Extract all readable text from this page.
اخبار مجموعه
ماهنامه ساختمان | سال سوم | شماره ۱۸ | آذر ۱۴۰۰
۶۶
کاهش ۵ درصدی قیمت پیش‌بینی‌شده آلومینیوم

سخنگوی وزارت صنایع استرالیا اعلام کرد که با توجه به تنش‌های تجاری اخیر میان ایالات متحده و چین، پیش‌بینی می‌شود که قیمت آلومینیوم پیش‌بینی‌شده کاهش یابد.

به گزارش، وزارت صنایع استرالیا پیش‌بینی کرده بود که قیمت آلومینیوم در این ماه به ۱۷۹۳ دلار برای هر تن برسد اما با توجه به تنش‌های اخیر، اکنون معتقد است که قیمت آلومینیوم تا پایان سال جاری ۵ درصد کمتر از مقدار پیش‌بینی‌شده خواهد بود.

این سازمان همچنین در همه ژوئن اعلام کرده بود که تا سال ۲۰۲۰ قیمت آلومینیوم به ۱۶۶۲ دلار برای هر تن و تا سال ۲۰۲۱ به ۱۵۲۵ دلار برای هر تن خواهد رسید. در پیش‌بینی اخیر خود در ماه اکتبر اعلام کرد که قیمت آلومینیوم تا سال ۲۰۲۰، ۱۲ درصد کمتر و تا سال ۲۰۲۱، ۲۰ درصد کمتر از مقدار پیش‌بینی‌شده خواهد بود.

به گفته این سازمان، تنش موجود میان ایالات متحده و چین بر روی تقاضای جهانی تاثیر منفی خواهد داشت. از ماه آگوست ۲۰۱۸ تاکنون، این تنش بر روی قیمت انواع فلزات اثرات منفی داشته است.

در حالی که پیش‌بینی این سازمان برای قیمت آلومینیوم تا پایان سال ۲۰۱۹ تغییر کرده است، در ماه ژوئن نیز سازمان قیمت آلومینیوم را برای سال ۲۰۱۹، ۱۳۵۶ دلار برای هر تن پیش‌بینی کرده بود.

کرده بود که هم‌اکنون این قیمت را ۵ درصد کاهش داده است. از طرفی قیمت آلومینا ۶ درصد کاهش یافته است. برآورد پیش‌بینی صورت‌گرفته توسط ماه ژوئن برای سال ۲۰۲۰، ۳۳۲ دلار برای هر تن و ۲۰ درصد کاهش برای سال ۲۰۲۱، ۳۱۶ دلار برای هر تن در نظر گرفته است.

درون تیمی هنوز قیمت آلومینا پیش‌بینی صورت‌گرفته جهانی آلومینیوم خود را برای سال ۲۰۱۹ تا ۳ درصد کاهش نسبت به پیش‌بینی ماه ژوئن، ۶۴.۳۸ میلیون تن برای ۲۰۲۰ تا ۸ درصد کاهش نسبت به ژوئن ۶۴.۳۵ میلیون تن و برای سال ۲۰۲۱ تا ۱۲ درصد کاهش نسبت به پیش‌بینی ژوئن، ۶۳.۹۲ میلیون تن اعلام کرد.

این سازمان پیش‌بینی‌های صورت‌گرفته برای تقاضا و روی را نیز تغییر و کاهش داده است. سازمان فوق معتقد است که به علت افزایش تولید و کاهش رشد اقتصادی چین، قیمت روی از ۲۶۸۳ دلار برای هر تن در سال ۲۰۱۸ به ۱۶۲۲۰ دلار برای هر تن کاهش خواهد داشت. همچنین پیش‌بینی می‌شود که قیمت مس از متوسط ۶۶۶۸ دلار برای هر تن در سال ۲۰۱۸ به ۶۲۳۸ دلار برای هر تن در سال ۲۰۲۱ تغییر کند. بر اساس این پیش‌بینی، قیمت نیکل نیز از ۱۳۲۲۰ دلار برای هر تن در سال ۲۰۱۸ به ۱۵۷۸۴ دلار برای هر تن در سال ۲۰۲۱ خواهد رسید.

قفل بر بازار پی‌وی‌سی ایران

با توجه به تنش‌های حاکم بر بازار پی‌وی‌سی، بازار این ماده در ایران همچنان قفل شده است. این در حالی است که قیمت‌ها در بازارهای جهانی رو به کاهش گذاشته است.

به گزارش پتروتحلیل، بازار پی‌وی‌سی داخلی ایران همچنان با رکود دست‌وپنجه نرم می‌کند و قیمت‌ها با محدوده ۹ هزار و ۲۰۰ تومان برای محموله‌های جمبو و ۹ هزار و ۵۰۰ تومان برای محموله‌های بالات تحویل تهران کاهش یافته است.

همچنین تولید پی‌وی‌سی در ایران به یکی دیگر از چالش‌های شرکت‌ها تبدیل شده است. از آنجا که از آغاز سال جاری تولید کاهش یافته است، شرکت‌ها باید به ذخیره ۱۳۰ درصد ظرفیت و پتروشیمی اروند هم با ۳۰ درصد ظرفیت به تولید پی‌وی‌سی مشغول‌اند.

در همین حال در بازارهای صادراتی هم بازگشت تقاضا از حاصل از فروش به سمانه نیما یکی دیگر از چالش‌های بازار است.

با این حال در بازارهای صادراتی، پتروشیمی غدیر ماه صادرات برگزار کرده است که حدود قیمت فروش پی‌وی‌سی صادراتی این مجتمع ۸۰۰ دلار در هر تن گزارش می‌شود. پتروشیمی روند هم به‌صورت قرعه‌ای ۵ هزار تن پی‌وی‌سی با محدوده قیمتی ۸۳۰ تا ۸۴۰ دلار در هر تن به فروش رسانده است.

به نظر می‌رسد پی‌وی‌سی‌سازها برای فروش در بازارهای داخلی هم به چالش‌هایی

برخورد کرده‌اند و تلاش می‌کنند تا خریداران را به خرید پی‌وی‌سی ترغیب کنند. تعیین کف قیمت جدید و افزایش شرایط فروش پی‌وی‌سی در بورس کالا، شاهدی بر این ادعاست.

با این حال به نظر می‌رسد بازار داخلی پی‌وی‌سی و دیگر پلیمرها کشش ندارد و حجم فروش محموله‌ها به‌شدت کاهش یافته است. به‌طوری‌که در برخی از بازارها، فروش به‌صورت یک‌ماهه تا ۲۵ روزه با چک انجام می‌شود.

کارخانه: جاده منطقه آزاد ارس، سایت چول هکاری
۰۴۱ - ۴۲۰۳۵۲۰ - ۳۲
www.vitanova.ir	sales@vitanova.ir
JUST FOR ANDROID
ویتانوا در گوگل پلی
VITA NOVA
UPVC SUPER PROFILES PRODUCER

[PROBLEM]: Set down all of the entries exactly, please.

[SOLUTION TO THIS PROBLEM]:
Extract all readable text from this page.
اخبار مجموعه
ماهنامه ساختمان | سال سوم | شماره ۱۸ | آذر ۱۴۰۰
۶۶
کاهش ۵ درصدی قیمت پیش‌بینی‌شده آلومینیوم

سخنگوی وزارت صنایع استرالیا اعلام کرد که با توجه به تنش‌های تجاری اخیر میان ایالات متحده و چین، پیش‌بینی می‌شود که قیمت آلومینیوم پیش‌بینی‌شده کاهش یابد.

به گزارش، وزارت صنایع استرالیا پیش‌بینی کرده بود که قیمت آلومینیوم در این ماه به ۱۷۹۳ دلار برای هر تن برسد اما با توجه به تنش‌های اخیر، اکنون معتقد است که قیمت آلومینیوم تا پایان سال جاری ۵ درصد کمتر از مقدار پیش‌بینی‌شده خواهد بود.

این سازمان همچنین در همه ژوئن اعلام کرده بود که تا سال ۲۰۲۰ قیمت آلومینیوم به ۱۶۶۲ دلار برای هر تن و تا سال ۲۰۲۱ به ۱۵۲۵ دلار برای هر تن خواهد رسید. در پیش‌بینی اخیر خود در ماه اکتبر اعلام کرد که قیمت آلومینیوم تا سال ۲۰۲۰، ۱۲ درصد کمتر و تا سال ۲۰۲۱، ۲۰ درصد کمتر از مقدار پیش‌بینی‌شده خواهد بود.

به گفته این سازمان، تنش موجود میان ایالات متحده و چین بر روی تقاضای جهانی تاثیر منفی خواهد داشت. از ماه آگوست ۲۰۱۸ تاکنون، این تنش بر روی قیمت انواع فلزات اثرات منفی داشته است.

در حالی که پیش‌بینی این سازمان برای قیمت آلومینیوم تا پایان سال ۲۰۱۹ تغییر کرده است، در ماه ژوئن نیز سازمان قیمت آلومینیوم را برای سال ۲۰۱۹، ۱۳۵۶ دلار برای هر تن پیش‌بینی کرده بود.

کرده بود که هم‌اکنون این قیمت را ۵ درصد کاهش داده است. از طرفی قیمت آلومینا ۶ درصد کاهش یافته است. برآورد پیش‌بینی صورت‌گرفته توسط ماه ژوئن برای سال ۲۰۲۰، ۳۳۲ دلار برای هر تن و ۲۰ درصد کاهش برای سال ۲۰۲۱، ۳۱۶ دلار برای هر تن در نظر گرفته است.

درون تیمی هنوز قیمت آلومینا پیش‌بینی صورت‌گرفته جهانی آلومینیوم خود را برای سال ۲۰۱۹ تا ۳ درصد کاهش نسبت به پیش‌بینی ماه ژوئن، ۶۴.۳۸ میلیون تن برای ۲۰۲۰ تا ۸ درصد کاهش نسبت به ژوئن ۶۴.۳۵ میلیون تن و برای سال ۲۰۲۱ تا ۱۲ درصد کاهش نسبت به پیش‌بینی ژوئن، ۶۳.۹۲ میلیون تن اعلام کرد.

این سازمان پیش‌بینی‌های صورت‌گرفته برای تقاضا و روی را نیز تغییر و کاهش داده است. سازمان فوق معتقد است که به علت افزایش تولید و کاهش رشد اقتصادی چین، قیمت روی از ۲۶۸۳ دلار برای هر تن در سال ۲۰۱۸ به ۱۶۲۲۰ دلار برای هر تن کاهش خواهد داشت. همچنین پیش‌بینی می‌شود که قیمت مس از متوسط ۶۶۶۸ دلار برای هر تن در سال ۲۰۱۸ به ۶۲۳۸ دلار برای هر تن در سال ۲۰۲۱ تغییر کند. بر اساس این پیش‌بینی، قیمت نیکل نیز از ۱۳۲۲۰ دلار برای هر تن در سال ۲۰۱۸ به ۱۵۷۸۴ دلار برای هر تن در سال ۲۰۲۱ خواهد رسید.

قفل بر بازار پی‌وی‌سی ایران

با توجه به تنش‌های حاکم بر بازار پی‌وی‌سی، بازار این ماده در ایران همچنان قفل شده است. این در حالی است که قیمت‌ها در بازارهای جهانی رو به کاهش گذاشته است.

به گزارش پتروتحلیل، بازار پی‌وی‌سی داخلی ایران همچنان با رکود دست‌وپنجه نرم می‌کند و قیمت‌ها با محدوده ۹ هزار و ۲۰۰ تومان برای محموله‌های جمبو و ۹ هزار و ۵۰۰ تومان برای محموله‌های بالات تحویل تهران کاهش یافته است.

همچنین تولید پی‌وی‌سی در ایران به یکی دیگر از چالش‌های شرکت‌ها تبدیل شده است. از آنجا که از آغاز سال جاری تولید کاهش یافته است، شرکت‌ها باید به ذخیره ۱۳۰ درصد ظرفیت و پتروشیمی اروند هم با ۳۰ درصد ظرفیت به تولید پی‌وی‌سی مشغول‌اند.

در همین حال در بازارهای صادراتی هم بازگشت تقاضا از حاصل از فروش به سمانه نیما یکی دیگر از چالش‌های بازار است.

با این حال در بازارهای صادراتی، پتروشیمی غدیر ماه صادرات برگزار کرده است که حدود قیمت فروش پی‌وی‌سی صادراتی این مجتمع ۸۰۰ دلار در هر تن گزارش می‌شود. پتروشیمی روند هم به‌صورت قرعه‌ای ۵ هزار تن پی‌وی‌سی با محدوده قیمتی ۸۳۰ تا ۸۴۰ دلار در هر تن به فروش رسانده است.

به نظر می‌رسد پی‌وی‌سی‌سازها برای فروش در بازارهای داخلی هم به چالش‌هایی

برخورد کرده‌اند و تلاش می‌کنند تا خریداران را به خرید پی‌وی‌سی ترغیب کنند. تعیین کف قیمت جدید و افزایش شرایط فروش پی‌وی‌سی در بورس کالا، شاهدی بر این ادعاست.

با این حال به نظر می‌رسد بازار داخلی پی‌وی‌سی و دیگر پلیمرها کشش ندارد و حجم فروش محموله‌ها به‌شدت کاهش یافته است. به‌طوری‌که در برخی از بازارها، فروش به‌صورت یک‌ماهه تا ۲۵ روزه با چک انجام می‌شود.

کارخانه: جاده منطقه آزاد ارس، سایت چول هکاری
۰۴۱ - ۴۲۰۳۵۲۰ - ۳۲
www.vitanova.ir	sales@vitanova.ir
JUST FOR ANDROID
ویتانوا در گوگل پلی
VITA NOVA
UPVC SUPER PROFILES PRODUCER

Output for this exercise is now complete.